--- Start of Items ---
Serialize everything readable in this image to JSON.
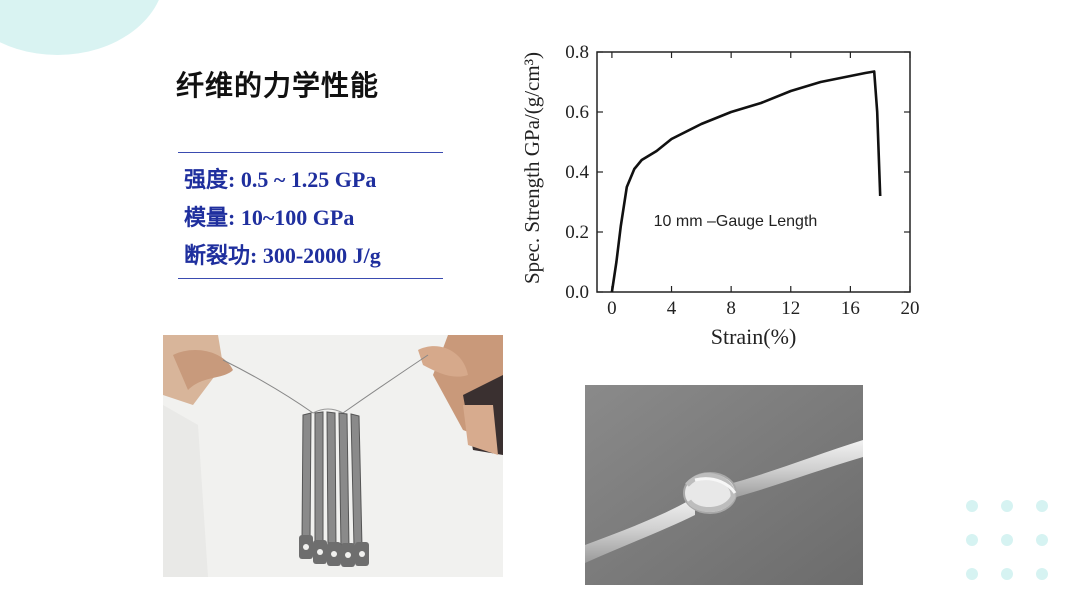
{
  "slide": {
    "title": "纤维的力学性能",
    "properties": [
      "强度: 0.5 ~ 1.25 GPa",
      "模量: 10~100 GPa",
      "断裂功: 300-2000 J/g"
    ]
  },
  "colors": {
    "accent_teal": "#d9f3f2",
    "property_text": "#1f2f9e",
    "curve": "#111111"
  },
  "chart_data": {
    "type": "line",
    "title": "",
    "xlabel": "Strain(%)",
    "ylabel": "Spec. Strength GPa/(g/cm³)",
    "xlim": [
      -1,
      20
    ],
    "ylim": [
      0,
      0.8
    ],
    "xticks": [
      0,
      4,
      8,
      12,
      16,
      20
    ],
    "yticks": [
      0.0,
      0.2,
      0.4,
      0.6,
      0.8
    ],
    "xtick_labels": [
      "0",
      "4",
      "8",
      "12",
      "16",
      "20"
    ],
    "ytick_labels": [
      "0.0",
      "0.2",
      "0.4",
      "0.6",
      "0.8"
    ],
    "annotation": "10 mm –Gauge Length",
    "grid": false,
    "series": [
      {
        "x": [
          0,
          0.3,
          0.6,
          1.0,
          1.5,
          2.0,
          3.0,
          4.0,
          6.0,
          8.0,
          10.0,
          12.0,
          14.0,
          16.0,
          17.0,
          17.6,
          17.8,
          18.0
        ],
        "y": [
          0.0,
          0.1,
          0.22,
          0.35,
          0.41,
          0.44,
          0.47,
          0.51,
          0.56,
          0.6,
          0.63,
          0.67,
          0.7,
          0.72,
          0.73,
          0.735,
          0.6,
          0.32
        ]
      }
    ]
  },
  "images": {
    "hands_photo": "hands stretching a thin fiber holding several metal pliers",
    "sem_photo": "SEM micrograph of a knotted fiber"
  }
}
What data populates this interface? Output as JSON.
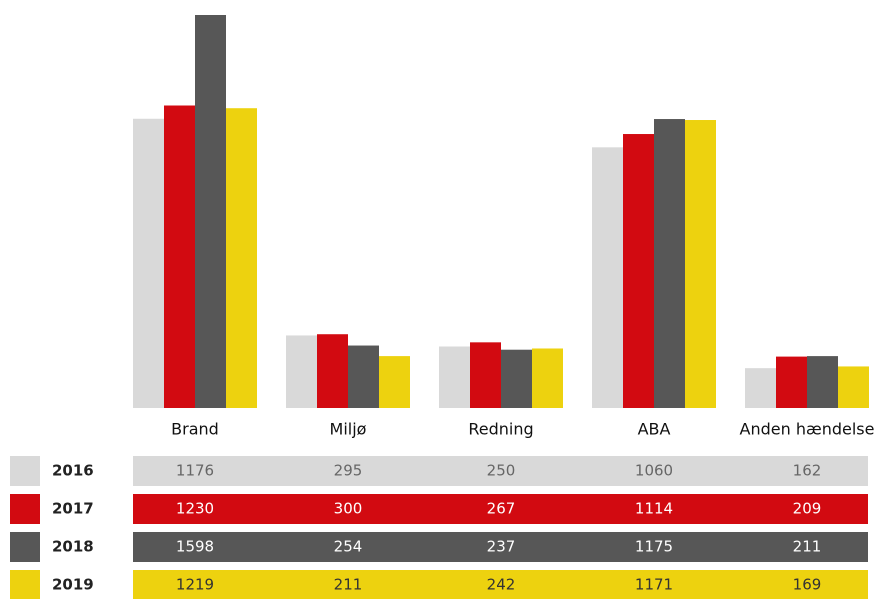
{
  "chart_data": {
    "type": "bar",
    "categories": [
      "Brand",
      "Miljø",
      "Redning",
      "ABA",
      "Anden hændelse"
    ],
    "series": [
      {
        "name": "2016",
        "color": "#d9d9d9",
        "values": [
          1176,
          295,
          250,
          1060,
          162
        ]
      },
      {
        "name": "2017",
        "color": "#d20a11",
        "values": [
          1230,
          300,
          267,
          1114,
          209
        ]
      },
      {
        "name": "2018",
        "color": "#575757",
        "values": [
          1598,
          254,
          237,
          1175,
          211
        ]
      },
      {
        "name": "2019",
        "color": "#edd20f",
        "values": [
          1219,
          211,
          242,
          1171,
          169
        ]
      }
    ]
  }
}
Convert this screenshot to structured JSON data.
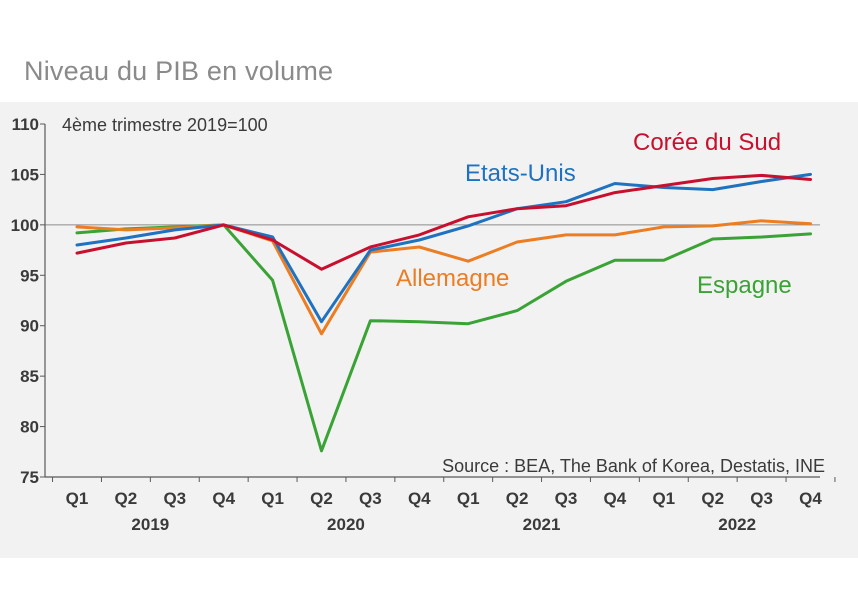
{
  "title": "Niveau du PIB en volume",
  "chart_data": {
    "type": "line",
    "title": "Niveau du PIB en volume",
    "annotation": "4ème trimestre 2019=100",
    "source": "Source : BEA, The Bank of Korea, Destatis, INE",
    "x": [
      "Q1",
      "Q2",
      "Q3",
      "Q4",
      "Q1",
      "Q2",
      "Q3",
      "Q4",
      "Q1",
      "Q2",
      "Q3",
      "Q4",
      "Q1",
      "Q2",
      "Q3",
      "Q4"
    ],
    "years": [
      {
        "label": "2019",
        "start": 0,
        "end": 3
      },
      {
        "label": "2020",
        "start": 4,
        "end": 7
      },
      {
        "label": "2021",
        "start": 8,
        "end": 11
      },
      {
        "label": "2022",
        "start": 12,
        "end": 15
      }
    ],
    "ylim": [
      75,
      110
    ],
    "yticks": [
      75,
      80,
      85,
      90,
      95,
      100,
      105,
      110
    ],
    "reference_line": 100,
    "series": [
      {
        "name": "Espagne",
        "color": "#3aa335",
        "values": [
          99.2,
          99.6,
          99.8,
          100.0,
          94.5,
          77.6,
          90.5,
          90.4,
          90.2,
          91.5,
          94.4,
          96.5,
          96.5,
          98.6,
          98.8,
          99.1
        ],
        "label_pos": [
          697,
          293
        ]
      },
      {
        "name": "Allemagne",
        "color": "#ec7d22",
        "values": [
          99.8,
          99.5,
          99.7,
          100.0,
          98.4,
          89.2,
          97.3,
          97.8,
          96.4,
          98.3,
          99.0,
          99.0,
          99.8,
          99.9,
          100.4,
          100.1
        ],
        "label_pos": [
          396,
          286
        ]
      },
      {
        "name": "Etats-Unis",
        "color": "#1f72bf",
        "values": [
          98.0,
          98.7,
          99.5,
          100.0,
          98.8,
          90.4,
          97.5,
          98.5,
          99.9,
          101.6,
          102.3,
          104.1,
          103.7,
          103.5,
          104.3,
          105.0
        ],
        "label_pos": [
          465,
          181
        ]
      },
      {
        "name": "Corée du Sud",
        "color": "#c8102e",
        "values": [
          97.2,
          98.2,
          98.7,
          100.0,
          98.5,
          95.6,
          97.8,
          99.0,
          100.8,
          101.6,
          101.9,
          103.2,
          103.9,
          104.6,
          104.9,
          104.5
        ],
        "label_pos": [
          633,
          150
        ]
      }
    ]
  }
}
--- End of Items ---
[Aim]
From the data, list each line in which the string "name" appears.

[Result]
        "name": "2016",
        "name": "2017",
        "name": "2018",
        "name": "2019",
        "name": "Espagne",
        "name": "Allemagne",
        "name": "Etats-Unis",
        "name": "Corée du Sud",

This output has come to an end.